-- START The data --
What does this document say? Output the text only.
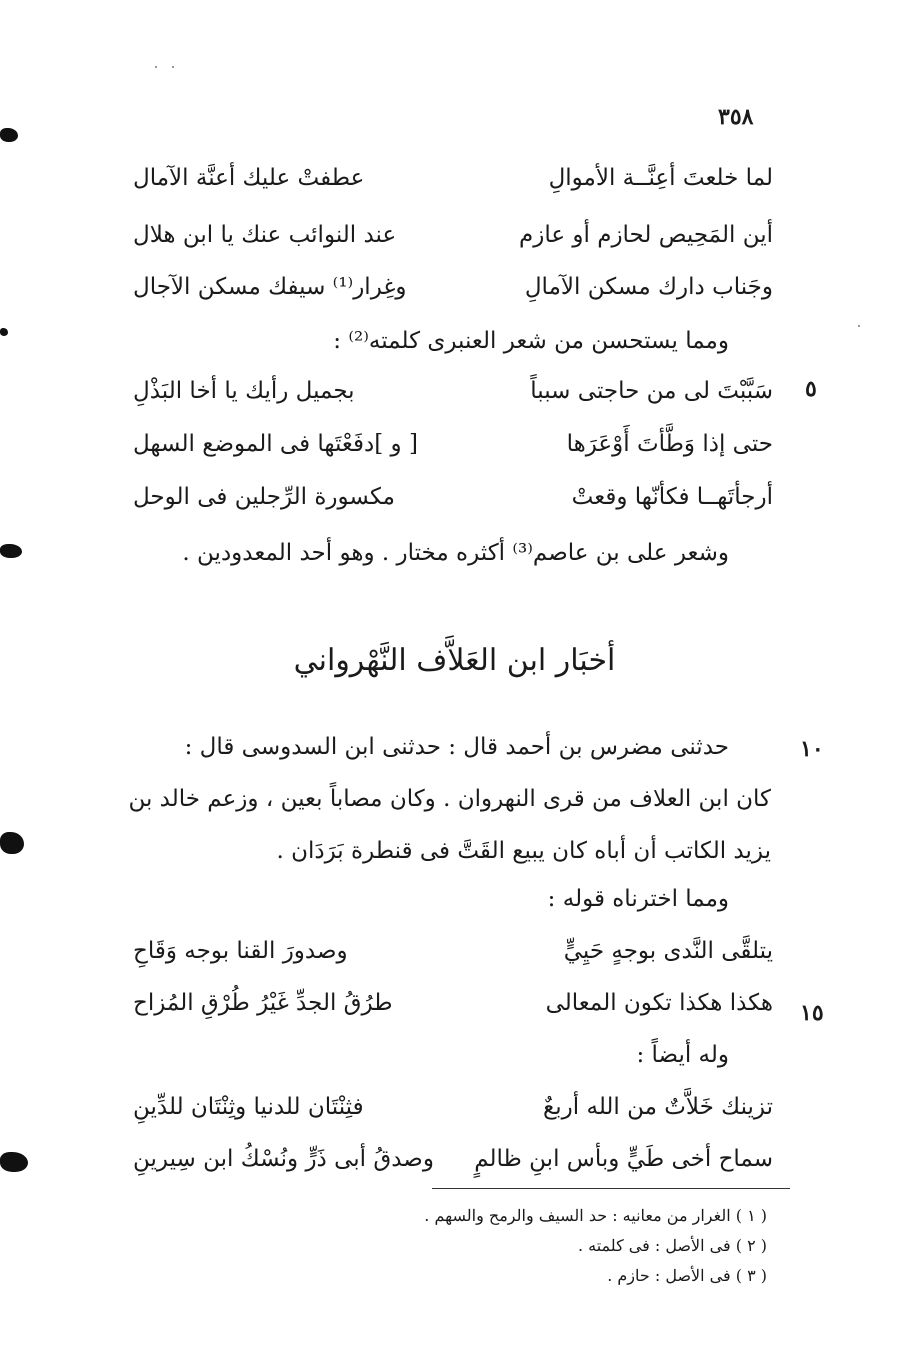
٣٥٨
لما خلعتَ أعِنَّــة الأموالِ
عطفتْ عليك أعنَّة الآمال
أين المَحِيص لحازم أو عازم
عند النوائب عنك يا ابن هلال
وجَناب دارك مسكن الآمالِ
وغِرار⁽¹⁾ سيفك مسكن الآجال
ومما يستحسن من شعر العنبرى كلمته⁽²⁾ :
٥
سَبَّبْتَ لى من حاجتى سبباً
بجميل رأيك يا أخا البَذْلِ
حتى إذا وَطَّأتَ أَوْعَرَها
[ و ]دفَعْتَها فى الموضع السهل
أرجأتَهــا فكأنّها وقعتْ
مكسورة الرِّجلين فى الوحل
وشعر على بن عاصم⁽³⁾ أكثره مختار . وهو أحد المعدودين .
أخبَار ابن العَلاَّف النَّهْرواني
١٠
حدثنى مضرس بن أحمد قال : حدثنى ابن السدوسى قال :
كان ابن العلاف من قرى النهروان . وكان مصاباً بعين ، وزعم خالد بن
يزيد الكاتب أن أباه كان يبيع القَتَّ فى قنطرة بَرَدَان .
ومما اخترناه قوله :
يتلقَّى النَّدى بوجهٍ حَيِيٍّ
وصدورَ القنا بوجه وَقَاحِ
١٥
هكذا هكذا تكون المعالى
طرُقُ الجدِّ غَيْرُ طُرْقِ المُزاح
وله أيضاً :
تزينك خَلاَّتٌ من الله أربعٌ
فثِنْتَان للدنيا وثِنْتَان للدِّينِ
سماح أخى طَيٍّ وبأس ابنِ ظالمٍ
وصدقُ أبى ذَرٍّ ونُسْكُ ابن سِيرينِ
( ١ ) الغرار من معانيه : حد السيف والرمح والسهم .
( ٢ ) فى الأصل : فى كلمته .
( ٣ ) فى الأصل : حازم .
-- END The data --
-- START The data --
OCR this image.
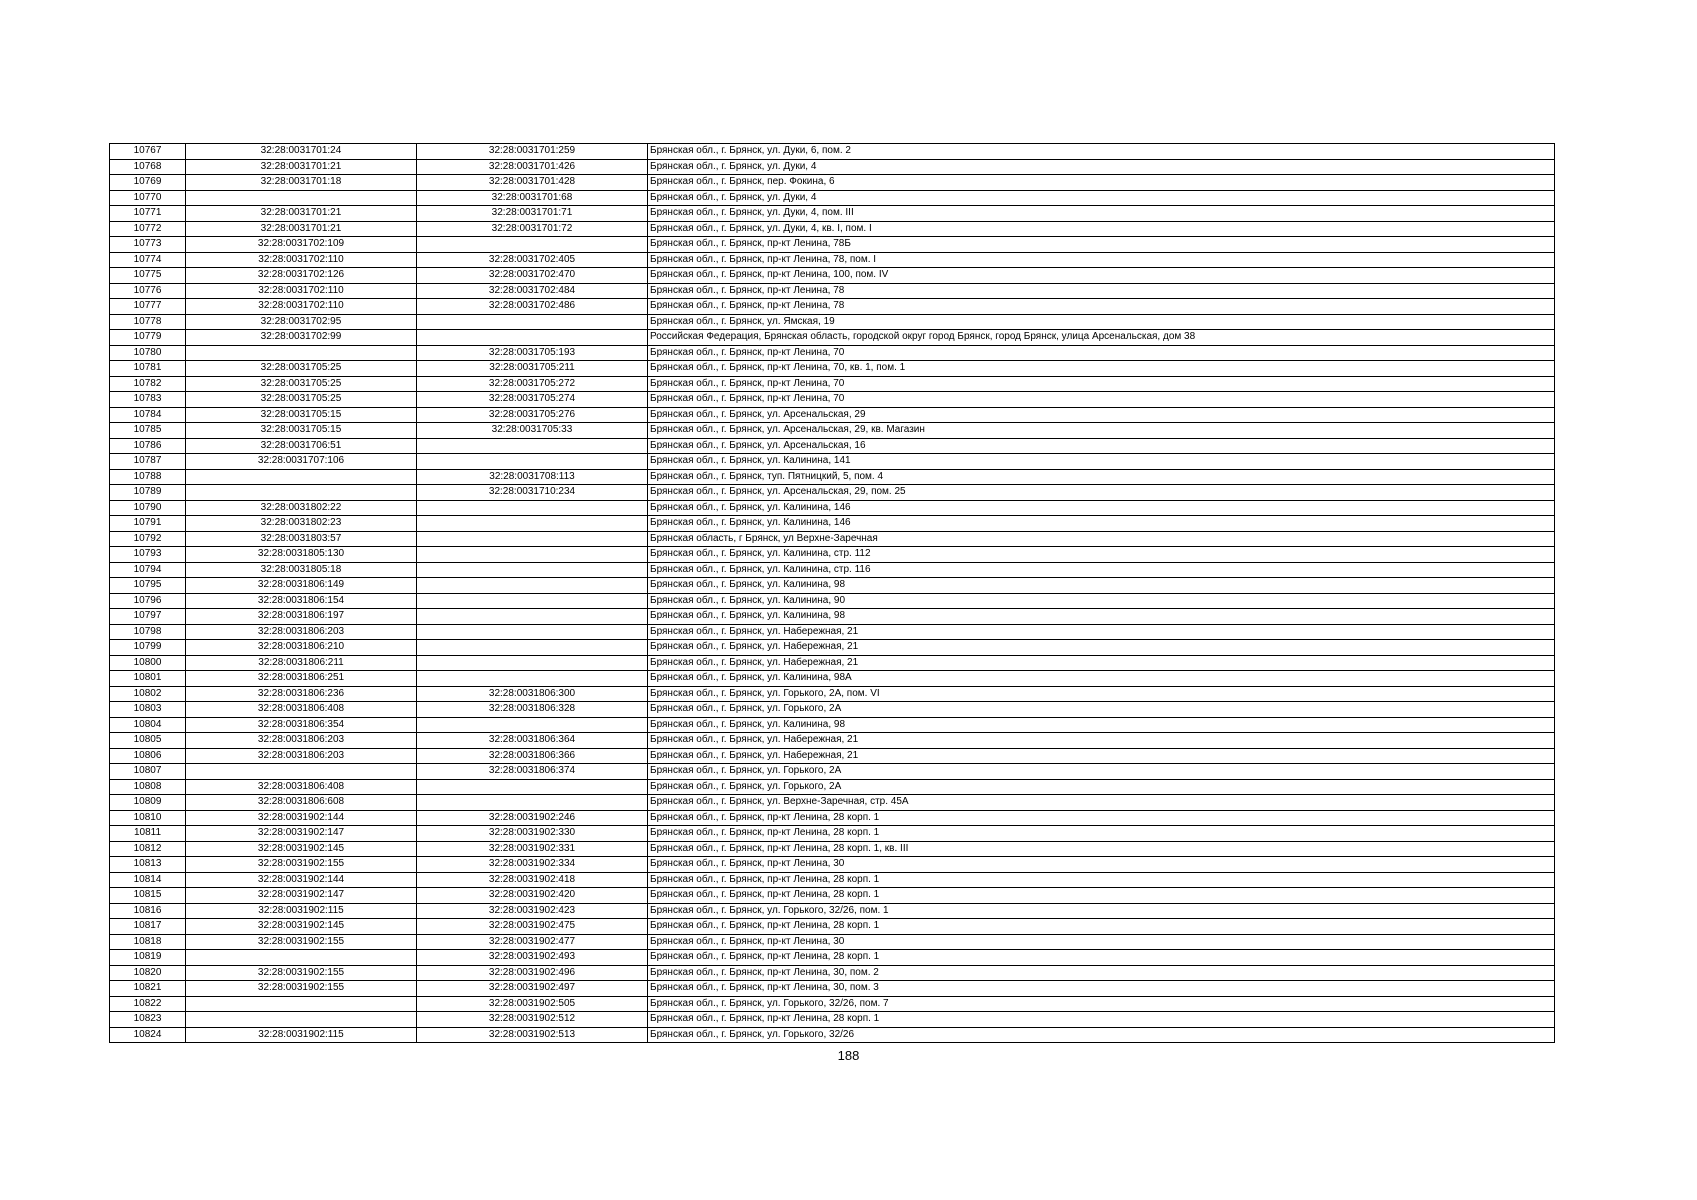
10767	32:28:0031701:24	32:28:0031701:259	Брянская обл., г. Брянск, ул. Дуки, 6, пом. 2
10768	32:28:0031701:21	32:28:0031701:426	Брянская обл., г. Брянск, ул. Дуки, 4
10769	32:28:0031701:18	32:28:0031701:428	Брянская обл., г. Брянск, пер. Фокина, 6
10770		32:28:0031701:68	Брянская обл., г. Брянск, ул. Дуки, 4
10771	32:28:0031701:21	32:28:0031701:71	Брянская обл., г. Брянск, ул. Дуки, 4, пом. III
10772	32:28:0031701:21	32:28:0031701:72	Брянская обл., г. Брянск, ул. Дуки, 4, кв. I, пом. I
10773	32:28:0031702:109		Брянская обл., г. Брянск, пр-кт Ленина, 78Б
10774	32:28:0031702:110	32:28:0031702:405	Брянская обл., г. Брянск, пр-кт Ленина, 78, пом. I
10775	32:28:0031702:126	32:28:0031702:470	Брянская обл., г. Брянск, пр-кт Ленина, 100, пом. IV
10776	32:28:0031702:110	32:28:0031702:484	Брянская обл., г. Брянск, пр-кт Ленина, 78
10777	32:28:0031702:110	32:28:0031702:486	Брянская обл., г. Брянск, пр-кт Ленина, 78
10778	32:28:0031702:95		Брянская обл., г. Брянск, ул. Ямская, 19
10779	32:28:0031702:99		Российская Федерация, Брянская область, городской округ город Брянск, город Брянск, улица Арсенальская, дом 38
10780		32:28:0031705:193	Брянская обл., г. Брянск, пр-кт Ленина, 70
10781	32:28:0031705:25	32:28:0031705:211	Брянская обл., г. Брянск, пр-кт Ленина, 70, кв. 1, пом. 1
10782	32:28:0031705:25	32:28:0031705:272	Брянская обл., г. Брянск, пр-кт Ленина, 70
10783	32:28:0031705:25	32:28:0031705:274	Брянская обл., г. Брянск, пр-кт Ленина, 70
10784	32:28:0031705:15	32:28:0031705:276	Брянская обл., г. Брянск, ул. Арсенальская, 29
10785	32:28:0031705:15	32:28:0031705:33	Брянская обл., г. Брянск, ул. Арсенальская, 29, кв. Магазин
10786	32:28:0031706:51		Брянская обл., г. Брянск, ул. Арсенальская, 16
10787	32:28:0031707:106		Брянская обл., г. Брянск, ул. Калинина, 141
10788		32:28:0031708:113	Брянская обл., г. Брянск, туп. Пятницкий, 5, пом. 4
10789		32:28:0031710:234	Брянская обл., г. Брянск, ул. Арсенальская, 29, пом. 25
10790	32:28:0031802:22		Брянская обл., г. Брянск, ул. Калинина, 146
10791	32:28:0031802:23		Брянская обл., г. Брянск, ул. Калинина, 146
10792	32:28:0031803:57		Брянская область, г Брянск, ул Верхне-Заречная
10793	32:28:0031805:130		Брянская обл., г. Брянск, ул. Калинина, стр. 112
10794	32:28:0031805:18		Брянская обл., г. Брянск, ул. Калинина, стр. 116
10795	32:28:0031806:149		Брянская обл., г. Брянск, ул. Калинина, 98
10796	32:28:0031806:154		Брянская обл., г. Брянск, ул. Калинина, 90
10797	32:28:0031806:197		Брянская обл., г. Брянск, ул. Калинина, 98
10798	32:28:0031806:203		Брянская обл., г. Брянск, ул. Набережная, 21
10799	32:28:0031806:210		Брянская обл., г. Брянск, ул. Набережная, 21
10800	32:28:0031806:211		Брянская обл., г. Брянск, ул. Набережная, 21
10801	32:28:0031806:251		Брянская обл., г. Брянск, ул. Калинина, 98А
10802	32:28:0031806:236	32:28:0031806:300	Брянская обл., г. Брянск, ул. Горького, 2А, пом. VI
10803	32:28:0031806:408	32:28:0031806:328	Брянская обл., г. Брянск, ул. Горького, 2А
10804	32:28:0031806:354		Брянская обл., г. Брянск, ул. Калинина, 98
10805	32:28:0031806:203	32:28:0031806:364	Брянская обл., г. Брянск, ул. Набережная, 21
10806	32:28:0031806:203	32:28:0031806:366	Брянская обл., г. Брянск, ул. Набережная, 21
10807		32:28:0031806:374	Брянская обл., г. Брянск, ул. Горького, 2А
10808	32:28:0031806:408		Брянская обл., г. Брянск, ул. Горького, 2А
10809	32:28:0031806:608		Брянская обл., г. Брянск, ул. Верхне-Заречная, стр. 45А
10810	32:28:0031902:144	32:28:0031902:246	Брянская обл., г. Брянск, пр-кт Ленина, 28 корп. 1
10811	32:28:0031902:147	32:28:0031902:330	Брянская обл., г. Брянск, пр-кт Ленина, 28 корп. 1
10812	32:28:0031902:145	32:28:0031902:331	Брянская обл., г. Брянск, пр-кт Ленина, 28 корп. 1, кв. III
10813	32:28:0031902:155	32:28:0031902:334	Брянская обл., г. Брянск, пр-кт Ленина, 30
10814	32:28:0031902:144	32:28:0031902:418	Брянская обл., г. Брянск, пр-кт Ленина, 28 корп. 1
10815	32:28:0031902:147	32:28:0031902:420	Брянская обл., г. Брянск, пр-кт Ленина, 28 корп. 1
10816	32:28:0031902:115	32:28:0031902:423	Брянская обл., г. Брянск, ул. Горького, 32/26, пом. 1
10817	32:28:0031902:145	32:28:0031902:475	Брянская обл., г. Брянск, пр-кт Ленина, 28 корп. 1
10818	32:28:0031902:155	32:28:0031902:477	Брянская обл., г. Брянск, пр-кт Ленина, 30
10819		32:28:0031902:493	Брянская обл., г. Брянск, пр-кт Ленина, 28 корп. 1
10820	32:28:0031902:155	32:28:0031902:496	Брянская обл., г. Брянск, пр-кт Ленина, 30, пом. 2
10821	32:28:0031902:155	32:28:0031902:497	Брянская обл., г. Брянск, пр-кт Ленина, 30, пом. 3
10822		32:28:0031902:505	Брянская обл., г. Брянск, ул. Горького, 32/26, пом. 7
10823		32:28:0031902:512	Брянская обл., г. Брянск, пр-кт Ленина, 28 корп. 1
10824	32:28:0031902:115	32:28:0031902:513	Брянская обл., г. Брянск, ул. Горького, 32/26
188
-- END The data --
» Brief:
Gather all lines where the word "Верхне" appears.

» The solution:
10792	32:28:0031803:57		Брянская область, г Брянск, ул Верхне-Заречная
10809	32:28:0031806:608		Брянская обл., г. Брянск, ул. Верхне-Заречная, стр. 45А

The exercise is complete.